WHAT TO DO: Retype all of the data exactly as given.

LISTING:

....

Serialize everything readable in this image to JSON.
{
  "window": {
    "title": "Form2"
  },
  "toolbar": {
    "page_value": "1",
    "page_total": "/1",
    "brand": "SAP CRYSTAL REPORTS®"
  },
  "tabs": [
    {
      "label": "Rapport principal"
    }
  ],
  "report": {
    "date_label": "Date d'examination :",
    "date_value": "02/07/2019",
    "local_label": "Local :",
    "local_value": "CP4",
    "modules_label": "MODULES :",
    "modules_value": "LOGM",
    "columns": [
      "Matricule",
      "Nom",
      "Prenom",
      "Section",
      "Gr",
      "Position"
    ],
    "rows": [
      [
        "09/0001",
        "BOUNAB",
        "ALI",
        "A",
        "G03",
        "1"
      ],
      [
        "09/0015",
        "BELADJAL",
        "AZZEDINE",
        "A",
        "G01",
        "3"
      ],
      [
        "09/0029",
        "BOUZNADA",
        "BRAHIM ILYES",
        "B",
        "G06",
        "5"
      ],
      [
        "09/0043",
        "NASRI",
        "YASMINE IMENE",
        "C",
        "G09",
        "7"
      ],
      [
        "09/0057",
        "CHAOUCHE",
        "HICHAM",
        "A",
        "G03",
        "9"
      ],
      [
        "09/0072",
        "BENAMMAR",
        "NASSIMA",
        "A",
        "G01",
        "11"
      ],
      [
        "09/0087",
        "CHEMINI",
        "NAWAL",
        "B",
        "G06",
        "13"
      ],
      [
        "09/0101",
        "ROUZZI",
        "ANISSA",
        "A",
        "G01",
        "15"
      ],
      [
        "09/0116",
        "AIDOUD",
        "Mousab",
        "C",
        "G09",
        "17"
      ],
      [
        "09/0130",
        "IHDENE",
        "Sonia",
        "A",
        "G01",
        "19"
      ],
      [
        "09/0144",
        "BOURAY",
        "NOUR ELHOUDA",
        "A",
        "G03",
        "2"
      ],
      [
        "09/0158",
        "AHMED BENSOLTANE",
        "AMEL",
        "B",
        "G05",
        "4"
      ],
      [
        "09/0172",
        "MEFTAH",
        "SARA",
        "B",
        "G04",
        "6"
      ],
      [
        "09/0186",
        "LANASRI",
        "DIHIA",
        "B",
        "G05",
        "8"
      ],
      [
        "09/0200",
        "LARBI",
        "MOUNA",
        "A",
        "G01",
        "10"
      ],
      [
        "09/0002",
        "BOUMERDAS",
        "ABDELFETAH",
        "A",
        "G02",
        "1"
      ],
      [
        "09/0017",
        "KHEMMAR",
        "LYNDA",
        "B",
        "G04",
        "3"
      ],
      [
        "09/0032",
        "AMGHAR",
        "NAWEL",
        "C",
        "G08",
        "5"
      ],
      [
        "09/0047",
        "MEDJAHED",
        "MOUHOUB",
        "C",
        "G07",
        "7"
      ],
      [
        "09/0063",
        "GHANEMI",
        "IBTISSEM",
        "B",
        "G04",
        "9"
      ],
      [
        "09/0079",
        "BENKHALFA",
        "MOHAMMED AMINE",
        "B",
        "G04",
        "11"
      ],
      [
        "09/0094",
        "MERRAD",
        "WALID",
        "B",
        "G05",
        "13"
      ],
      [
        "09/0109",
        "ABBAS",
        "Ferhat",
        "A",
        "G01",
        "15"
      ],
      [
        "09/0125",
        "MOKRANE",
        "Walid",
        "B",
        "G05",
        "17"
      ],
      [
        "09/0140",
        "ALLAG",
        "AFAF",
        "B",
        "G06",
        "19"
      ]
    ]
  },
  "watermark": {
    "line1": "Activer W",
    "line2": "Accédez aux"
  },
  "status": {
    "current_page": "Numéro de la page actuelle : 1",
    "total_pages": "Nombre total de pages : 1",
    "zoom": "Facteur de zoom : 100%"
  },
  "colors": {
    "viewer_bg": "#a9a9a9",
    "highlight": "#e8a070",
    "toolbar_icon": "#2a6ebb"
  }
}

....

OUTPUT BELOW:
Serialize everything readable in this image to JSON.
{
  "window": {
    "title": "Form2"
  },
  "toolbar": {
    "page_value": "1",
    "page_total": "/1",
    "brand": "SAP CRYSTAL REPORTS®"
  },
  "tabs": [
    {
      "label": "Rapport principal"
    }
  ],
  "report": {
    "date_label": "Date d'examination :",
    "date_value": "02/07/2019",
    "local_label": "Local :",
    "local_value": "CP4",
    "modules_label": "MODULES :",
    "modules_value": "LOGM",
    "columns": [
      "Matricule",
      "Nom",
      "Prenom",
      "Section",
      "Gr",
      "Position"
    ],
    "rows": [
      [
        "09/0001",
        "BOUNAB",
        "ALI",
        "A",
        "G03",
        "1"
      ],
      [
        "09/0015",
        "BELADJAL",
        "AZZEDINE",
        "A",
        "G01",
        "3"
      ],
      [
        "09/0029",
        "BOUZNADA",
        "BRAHIM ILYES",
        "B",
        "G06",
        "5"
      ],
      [
        "09/0043",
        "NASRI",
        "YASMINE IMENE",
        "C",
        "G09",
        "7"
      ],
      [
        "09/0057",
        "CHAOUCHE",
        "HICHAM",
        "A",
        "G03",
        "9"
      ],
      [
        "09/0072",
        "BENAMMAR",
        "NASSIMA",
        "A",
        "G01",
        "11"
      ],
      [
        "09/0087",
        "CHEMINI",
        "NAWAL",
        "B",
        "G06",
        "13"
      ],
      [
        "09/0101",
        "ROUZZI",
        "ANISSA",
        "A",
        "G01",
        "15"
      ],
      [
        "09/0116",
        "AIDOUD",
        "Mousab",
        "C",
        "G09",
        "17"
      ],
      [
        "09/0130",
        "IHDENE",
        "Sonia",
        "A",
        "G01",
        "19"
      ],
      [
        "09/0144",
        "BOURAY",
        "NOUR ELHOUDA",
        "A",
        "G03",
        "2"
      ],
      [
        "09/0158",
        "AHMED BENSOLTANE",
        "AMEL",
        "B",
        "G05",
        "4"
      ],
      [
        "09/0172",
        "MEFTAH",
        "SARA",
        "B",
        "G04",
        "6"
      ],
      [
        "09/0186",
        "LANASRI",
        "DIHIA",
        "B",
        "G05",
        "8"
      ],
      [
        "09/0200",
        "LARBI",
        "MOUNA",
        "A",
        "G01",
        "10"
      ],
      [
        "09/0002",
        "BOUMERDAS",
        "ABDELFETAH",
        "A",
        "G02",
        "1"
      ],
      [
        "09/0017",
        "KHEMMAR",
        "LYNDA",
        "B",
        "G04",
        "3"
      ],
      [
        "09/0032",
        "AMGHAR",
        "NAWEL",
        "C",
        "G08",
        "5"
      ],
      [
        "09/0047",
        "MEDJAHED",
        "MOUHOUB",
        "C",
        "G07",
        "7"
      ],
      [
        "09/0063",
        "GHANEMI",
        "IBTISSEM",
        "B",
        "G04",
        "9"
      ],
      [
        "09/0079",
        "BENKHALFA",
        "MOHAMMED AMINE",
        "B",
        "G04",
        "11"
      ],
      [
        "09/0094",
        "MERRAD",
        "WALID",
        "B",
        "G05",
        "13"
      ],
      [
        "09/0109",
        "ABBAS",
        "Ferhat",
        "A",
        "G01",
        "15"
      ],
      [
        "09/0125",
        "MOKRANE",
        "Walid",
        "B",
        "G05",
        "17"
      ],
      [
        "09/0140",
        "ALLAG",
        "AFAF",
        "B",
        "G06",
        "19"
      ]
    ]
  },
  "watermark": {
    "line1": "Activer W",
    "line2": "Accédez aux"
  },
  "status": {
    "current_page": "Numéro de la page actuelle : 1",
    "total_pages": "Nombre total de pages : 1",
    "zoom": "Facteur de zoom : 100%"
  },
  "colors": {
    "viewer_bg": "#a9a9a9",
    "highlight": "#e8a070",
    "toolbar_icon": "#2a6ebb"
  }
}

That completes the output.